**WHAT IS NEEDED**: Transcribe all the entries word for word, but omit the images.

Records from a data collection
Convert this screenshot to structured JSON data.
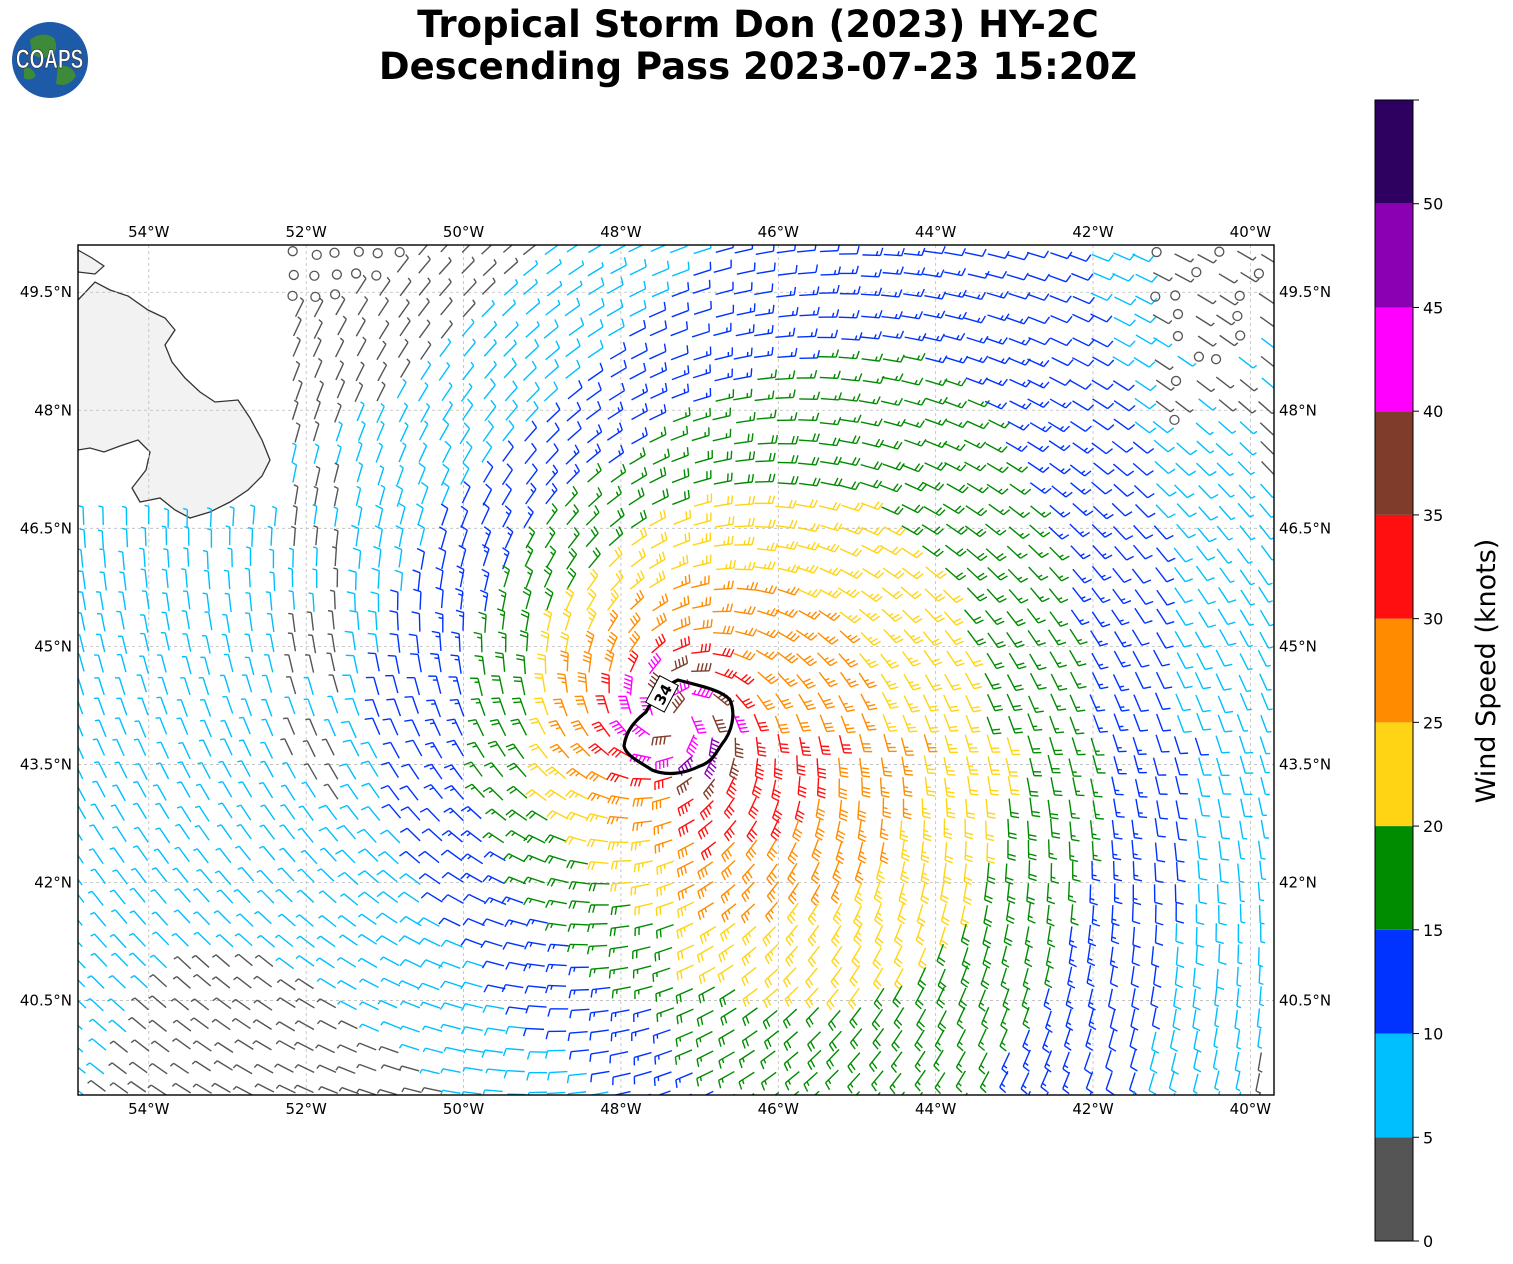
{
  "title": {
    "line1": "Tropical Storm Don (2023) HY-2C",
    "line2": "Descending Pass 2023-07-23 15:20Z"
  },
  "logo": {
    "text": "COAPS",
    "icon": "globe-logo-icon"
  },
  "colorbar": {
    "label": "Wind Speed (knots)",
    "bins": [
      {
        "min": 0,
        "max": 5,
        "color": "#555555"
      },
      {
        "min": 5,
        "max": 10,
        "color": "#00bfff"
      },
      {
        "min": 10,
        "max": 15,
        "color": "#0033ff"
      },
      {
        "min": 15,
        "max": 20,
        "color": "#008c00"
      },
      {
        "min": 20,
        "max": 25,
        "color": "#ffd414"
      },
      {
        "min": 25,
        "max": 30,
        "color": "#ff8c00"
      },
      {
        "min": 30,
        "max": 35,
        "color": "#ff0f0f"
      },
      {
        "min": 35,
        "max": 40,
        "color": "#803c2a"
      },
      {
        "min": 40,
        "max": 45,
        "color": "#ff00ff"
      },
      {
        "min": 45,
        "max": 50,
        "color": "#8c00b4"
      },
      {
        "min": 50,
        "max": 55,
        "color": "#2e0060"
      }
    ],
    "tick_labels": [
      "0",
      "5",
      "10",
      "15",
      "20",
      "25",
      "30",
      "35",
      "40",
      "45",
      "50"
    ]
  },
  "map": {
    "lon_range": [
      -54.9,
      -39.7
    ],
    "lat_range": [
      39.3,
      50.1
    ],
    "lon_ticks": [
      -54,
      -52,
      -50,
      -48,
      -46,
      -44,
      -42,
      -40
    ],
    "lon_tick_labels": [
      "54°W",
      "52°W",
      "50°W",
      "48°W",
      "46°W",
      "44°W",
      "42°W",
      "40°W"
    ],
    "lat_ticks": [
      40.5,
      42,
      43.5,
      45,
      46.5,
      48,
      49.5
    ],
    "lat_tick_labels": [
      "40.5°N",
      "42°N",
      "43.5°N",
      "45°N",
      "46.5°N",
      "48°N",
      "49.5°N"
    ],
    "gridlines": true,
    "storm_center": {
      "lon": -47.3,
      "lat": 44.1
    },
    "contour_label": "34",
    "land": "Newfoundland coastline (top-left)"
  }
}
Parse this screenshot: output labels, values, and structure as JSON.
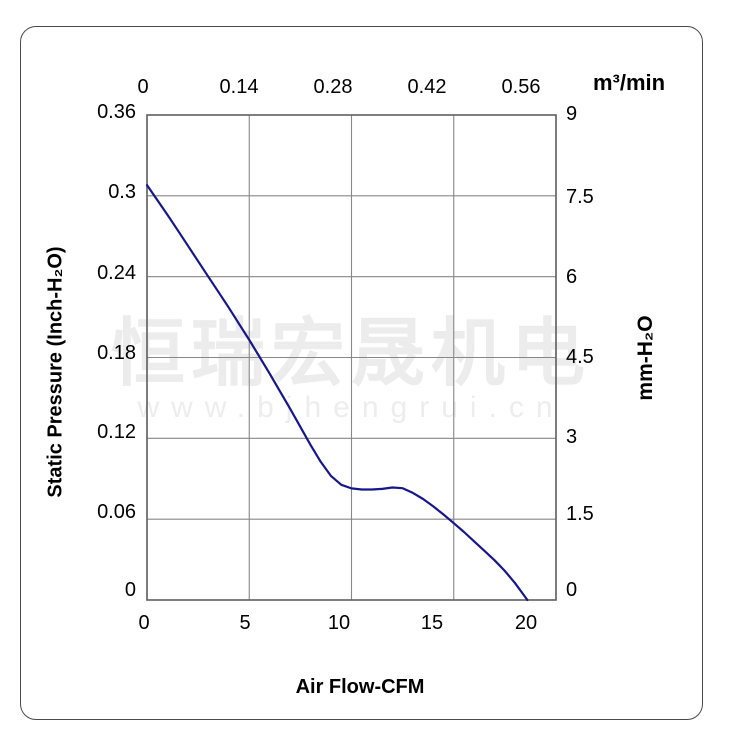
{
  "watermark": {
    "line1": "恒瑞宏晟机电",
    "line2": "www.bjhengrui.cn"
  },
  "colors": {
    "background": "#ffffff",
    "frame_border": "#4a4a4a",
    "plot_border": "#5f5f5f",
    "grid": "#878787",
    "curve": "#17178c",
    "watermark": "#ececec",
    "text": "#000000"
  },
  "chart_data": {
    "type": "line",
    "title": "",
    "grid": true,
    "legend": false,
    "axes": {
      "bottom": {
        "label": "Air Flow-CFM",
        "ticks": [
          "0",
          "5",
          "10",
          "15",
          "20"
        ],
        "range": [
          0,
          20
        ]
      },
      "top": {
        "label": "m³/min",
        "ticks": [
          "0",
          "0.14",
          "0.28",
          "0.42",
          "0.56"
        ],
        "range": [
          0,
          0.56
        ]
      },
      "left": {
        "label": "Static Pressure (Inch-H₂O)",
        "ticks": [
          "0.36",
          "0.3",
          "0.24",
          "0.18",
          "0.12",
          "0.06",
          "0"
        ],
        "range": [
          0,
          0.36
        ]
      },
      "right": {
        "label": "mm-H₂O",
        "ticks": [
          "9",
          "7.5",
          "6",
          "4.5",
          "3",
          "1.5",
          "0"
        ],
        "range": [
          0,
          9
        ]
      }
    },
    "series": [
      {
        "name": "static-pressure-vs-airflow",
        "color": "#17178c",
        "x_unit": "CFM",
        "y_unit": "Inch-H2O",
        "points": [
          [
            0,
            0.308
          ],
          [
            0.5,
            0.297
          ],
          [
            1,
            0.286
          ],
          [
            1.5,
            0.2745
          ],
          [
            2,
            0.263
          ],
          [
            2.5,
            0.2515
          ],
          [
            3,
            0.24
          ],
          [
            3.5,
            0.2285
          ],
          [
            4,
            0.217
          ],
          [
            4.5,
            0.205
          ],
          [
            5,
            0.193
          ],
          [
            5.5,
            0.1805
          ],
          [
            6,
            0.168
          ],
          [
            6.5,
            0.155
          ],
          [
            7,
            0.142
          ],
          [
            7.5,
            0.1285
          ],
          [
            8,
            0.115
          ],
          [
            8.5,
            0.1025
          ],
          [
            9,
            0.092
          ],
          [
            9.5,
            0.0855
          ],
          [
            10,
            0.0828
          ],
          [
            10.5,
            0.082
          ],
          [
            11,
            0.082
          ],
          [
            11.5,
            0.0825
          ],
          [
            12,
            0.0835
          ],
          [
            12.5,
            0.083
          ],
          [
            13,
            0.0795
          ],
          [
            13.5,
            0.075
          ],
          [
            14,
            0.0695
          ],
          [
            14.5,
            0.0635
          ],
          [
            15,
            0.057
          ],
          [
            15.5,
            0.0505
          ],
          [
            16,
            0.0435
          ],
          [
            16.5,
            0.0365
          ],
          [
            17,
            0.0295
          ],
          [
            17.5,
            0.0215
          ],
          [
            18,
            0.0125
          ],
          [
            18.6,
            0
          ]
        ]
      }
    ]
  }
}
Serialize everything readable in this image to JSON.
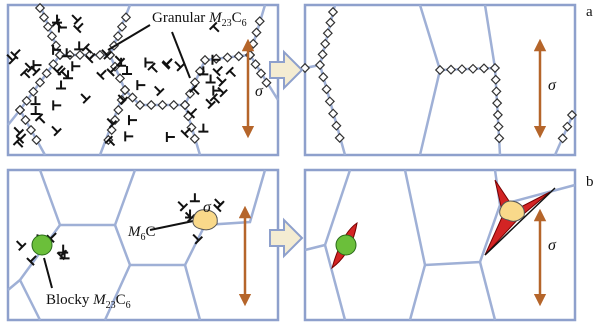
{
  "panel_a": {
    "label": "a",
    "granular": {
      "word": "Granular",
      "m": "M",
      "m_sub": "23",
      "c": "C",
      "c_sub": "6"
    },
    "sigma_before": "σ",
    "sigma_after": "σ"
  },
  "panel_b": {
    "label": "b",
    "m6c": {
      "m": "M",
      "m_sub": "6",
      "c": "C"
    },
    "blocky": {
      "word": "Blocky",
      "m": "M",
      "m_sub": "23",
      "c": "C",
      "c_sub": "6"
    },
    "sigma_before": "σ",
    "sigma_after": "σ"
  }
}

**RESPONSE FOR THIS EXERCISE**:
Convert this screenshot to structured JSON data.
{
  "title": {
    "line1": "Tropical Storm Don (2023) HY-2C",
    "line2": "Descending Pass 2023-07-23 15:20Z"
  },
  "logo": {
    "text": "COAPS",
    "icon": "globe-logo-icon"
  },
  "colorbar": {
    "label": "Wind Speed (knots)",
    "bins": [
      {
        "min": 0,
        "max": 5,
        "color": "#555555"
      },
      {
        "min": 5,
        "max": 10,
        "color": "#00bfff"
      },
      {
        "min": 10,
        "max": 15,
        "color": "#0033ff"
      },
      {
        "min": 15,
        "max": 20,
        "color": "#008c00"
      },
      {
        "min": 20,
        "max": 25,
        "color": "#ffd414"
      },
      {
        "min": 25,
        "max": 30,
        "color": "#ff8c00"
      },
      {
        "min": 30,
        "max": 35,
        "color": "#ff0f0f"
      },
      {
        "min": 35,
        "max": 40,
        "color": "#803c2a"
      },
      {
        "min": 40,
        "max": 45,
        "color": "#ff00ff"
      },
      {
        "min": 45,
        "max": 50,
        "color": "#8c00b4"
      },
      {
        "min": 50,
        "max": 55,
        "color": "#2e0060"
      }
    ],
    "tick_labels": [
      "0",
      "5",
      "10",
      "15",
      "20",
      "25",
      "30",
      "35",
      "40",
      "45",
      "50"
    ]
  },
  "map": {
    "lon_range": [
      -54.9,
      -39.7
    ],
    "lat_range": [
      39.3,
      50.1
    ],
    "lon_ticks": [
      -54,
      -52,
      -50,
      -48,
      -46,
      -44,
      -42,
      -40
    ],
    "lon_tick_labels": [
      "54°W",
      "52°W",
      "50°W",
      "48°W",
      "46°W",
      "44°W",
      "42°W",
      "40°W"
    ],
    "lat_ticks": [
      40.5,
      42,
      43.5,
      45,
      46.5,
      48,
      49.5
    ],
    "lat_tick_labels": [
      "40.5°N",
      "42°N",
      "43.5°N",
      "45°N",
      "46.5°N",
      "48°N",
      "49.5°N"
    ],
    "gridlines": true,
    "storm_center": {
      "lon": -47.3,
      "lat": 44.1
    },
    "contour_label": "34",
    "land": "Newfoundland coastline (top-left)"
  }
}
Parse this screenshot: output labels, values, and structure as JSON.
{
  "watermark": {
    "line1": "恒瑞宏晟机电",
    "line2": "www.bjhengrui.cn"
  },
  "colors": {
    "background": "#ffffff",
    "frame_border": "#4a4a4a",
    "plot_border": "#5f5f5f",
    "grid": "#878787",
    "curve": "#17178c",
    "watermark": "#ececec",
    "text": "#000000"
  },
  "chart_data": {
    "type": "line",
    "title": "",
    "grid": true,
    "legend": false,
    "axes": {
      "bottom": {
        "label": "Air Flow-CFM",
        "ticks": [
          "0",
          "5",
          "10",
          "15",
          "20"
        ],
        "range": [
          0,
          20
        ]
      },
      "top": {
        "label": "m³/min",
        "ticks": [
          "0",
          "0.14",
          "0.28",
          "0.42",
          "0.56"
        ],
        "range": [
          0,
          0.56
        ]
      },
      "left": {
        "label": "Static Pressure (Inch-H₂O)",
        "ticks": [
          "0.36",
          "0.3",
          "0.24",
          "0.18",
          "0.12",
          "0.06",
          "0"
        ],
        "range": [
          0,
          0.36
        ]
      },
      "right": {
        "label": "mm-H₂O",
        "ticks": [
          "9",
          "7.5",
          "6",
          "4.5",
          "3",
          "1.5",
          "0"
        ],
        "range": [
          0,
          9
        ]
      }
    },
    "series": [
      {
        "name": "static-pressure-vs-airflow",
        "color": "#17178c",
        "x_unit": "CFM",
        "y_unit": "Inch-H2O",
        "points": [
          [
            0,
            0.308
          ],
          [
            0.5,
            0.297
          ],
          [
            1,
            0.286
          ],
          [
            1.5,
            0.2745
          ],
          [
            2,
            0.263
          ],
          [
            2.5,
            0.2515
          ],
          [
            3,
            0.24
          ],
          [
            3.5,
            0.2285
          ],
          [
            4,
            0.217
          ],
          [
            4.5,
            0.205
          ],
          [
            5,
            0.193
          ],
          [
            5.5,
            0.1805
          ],
          [
            6,
            0.168
          ],
          [
            6.5,
            0.155
          ],
          [
            7,
            0.142
          ],
          [
            7.5,
            0.1285
          ],
          [
            8,
            0.115
          ],
          [
            8.5,
            0.1025
          ],
          [
            9,
            0.092
          ],
          [
            9.5,
            0.0855
          ],
          [
            10,
            0.0828
          ],
          [
            10.5,
            0.082
          ],
          [
            11,
            0.082
          ],
          [
            11.5,
            0.0825
          ],
          [
            12,
            0.0835
          ],
          [
            12.5,
            0.083
          ],
          [
            13,
            0.0795
          ],
          [
            13.5,
            0.075
          ],
          [
            14,
            0.0695
          ],
          [
            14.5,
            0.0635
          ],
          [
            15,
            0.057
          ],
          [
            15.5,
            0.0505
          ],
          [
            16,
            0.0435
          ],
          [
            16.5,
            0.0365
          ],
          [
            17,
            0.0295
          ],
          [
            17.5,
            0.0215
          ],
          [
            18,
            0.0125
          ],
          [
            18.6,
            0
          ]
        ]
      }
    ]
  }
}
Serialize everything readable in this image to JSON.
{
  "panel_a": {
    "label": "a",
    "granular": {
      "word": "Granular",
      "m": "M",
      "m_sub": "23",
      "c": "C",
      "c_sub": "6"
    },
    "sigma_before": "σ",
    "sigma_after": "σ"
  },
  "panel_b": {
    "label": "b",
    "m6c": {
      "m": "M",
      "m_sub": "6",
      "c": "C"
    },
    "blocky": {
      "word": "Blocky",
      "m": "M",
      "m_sub": "23",
      "c": "C",
      "c_sub": "6"
    },
    "sigma_before": "σ",
    "sigma_after": "σ"
  }
}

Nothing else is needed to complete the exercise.